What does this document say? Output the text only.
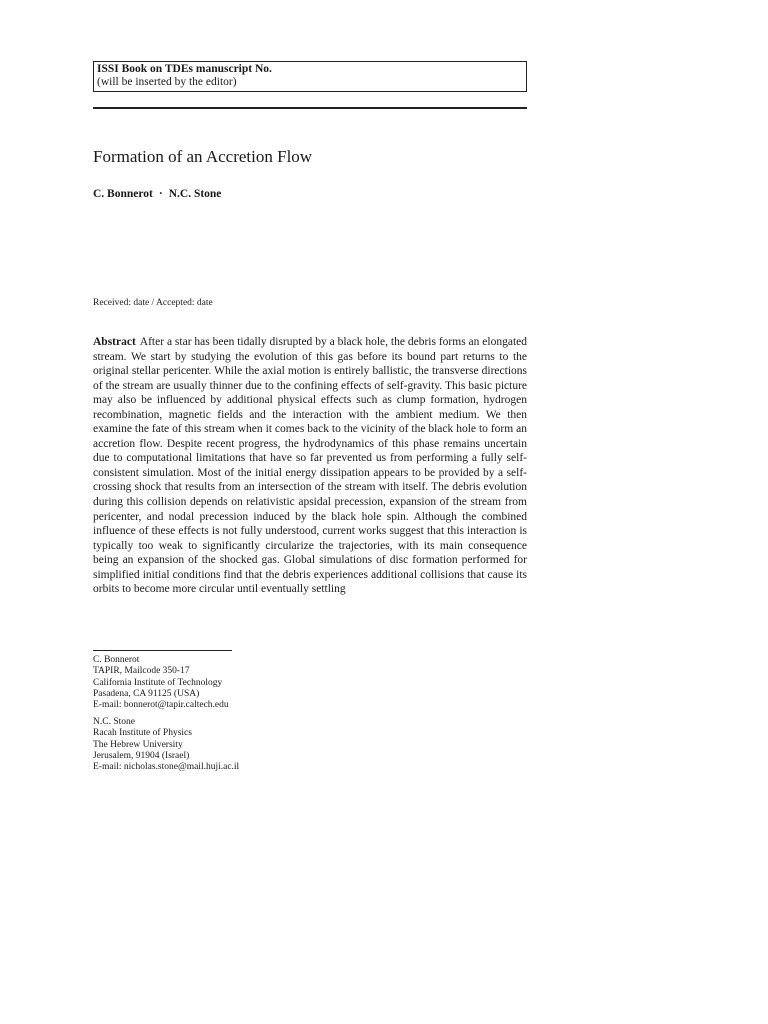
ISSI Book on TDEs manuscript No.
(will be inserted by the editor)
Formation of an Accretion Flow
C. Bonnerot · N.C. Stone
Received: date / Accepted: date
Abstract After a star has been tidally disrupted by a black hole, the debris forms an elongated stream. We start by studying the evolution of this gas before its bound part returns to the original stellar pericenter. While the axial motion is entirely ballistic, the transverse directions of the stream are usually thinner due to the confining effects of self-gravity. This basic picture may also be influenced by additional physical effects such as clump formation, hydrogen recombination, magnetic fields and the interaction with the ambient medium. We then examine the fate of this stream when it comes back to the vicinity of the black hole to form an accretion flow. Despite recent progress, the hydrodynamics of this phase remains uncertain due to computational limitations that have so far prevented us from performing a fully self-consistent simulation. Most of the initial energy dissipation appears to be provided by a self-crossing shock that results from an intersection of the stream with itself. The debris evolution during this collision depends on relativistic apsidal precession, expansion of the stream from pericenter, and nodal precession induced by the black hole spin. Although the combined influence of these effects is not fully understood, current works suggest that this interaction is typically too weak to significantly circularize the trajectories, with its main consequence being an expansion of the shocked gas. Global simulations of disc formation performed for simplified initial conditions find that the debris experiences additional collisions that cause its orbits to become more circular until eventually settling
C. Bonnerot
TAPIR, Mailcode 350-17
California Institute of Technology
Pasadena, CA 91125 (USA)
E-mail: bonnerot@tapir.caltech.edu
N.C. Stone
Racah Institute of Physics
The Hebrew University
Jerusalem, 91904 (Israel)
E-mail: nicholas.stone@mail.huji.ac.il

○ ○ ○ ○

Write out the records above exactly as they appear, leaving out any pictures.

What does this document say? Output the text only.
ISSI Book on TDEs manuscript No.
(will be inserted by the editor)
Formation of an Accretion Flow
C. Bonnerot · N.C. Stone
Received: date / Accepted: date
Abstract After a star has been tidally disrupted by a black hole, the debris forms an elongated stream. We start by studying the evolution of this gas before its bound part returns to the original stellar pericenter. While the axial motion is entirely ballistic, the transverse directions of the stream are usually thinner due to the confining effects of self-gravity. This basic picture may also be influenced by additional physical effects such as clump formation, hydrogen recombination, magnetic fields and the interaction with the ambient medium. We then examine the fate of this stream when it comes back to the vicinity of the black hole to form an accretion flow. Despite recent progress, the hydrodynamics of this phase remains uncertain due to computational limitations that have so far prevented us from performing a fully self-consistent simulation. Most of the initial energy dissipation appears to be provided by a self-crossing shock that results from an intersection of the stream with itself. The debris evolution during this collision depends on relativistic apsidal precession, expansion of the stream from pericenter, and nodal precession induced by the black hole spin. Although the combined influence of these effects is not fully understood, current works suggest that this interaction is typically too weak to significantly circularize the trajectories, with its main consequence being an expansion of the shocked gas. Global simulations of disc formation performed for simplified initial conditions find that the debris experiences additional collisions that cause its orbits to become more circular until eventually settling
C. Bonnerot
TAPIR, Mailcode 350-17
California Institute of Technology
Pasadena, CA 91125 (USA)
E-mail: bonnerot@tapir.caltech.edu
N.C. Stone
Racah Institute of Physics
The Hebrew University
Jerusalem, 91904 (Israel)
E-mail: nicholas.stone@mail.huji.ac.il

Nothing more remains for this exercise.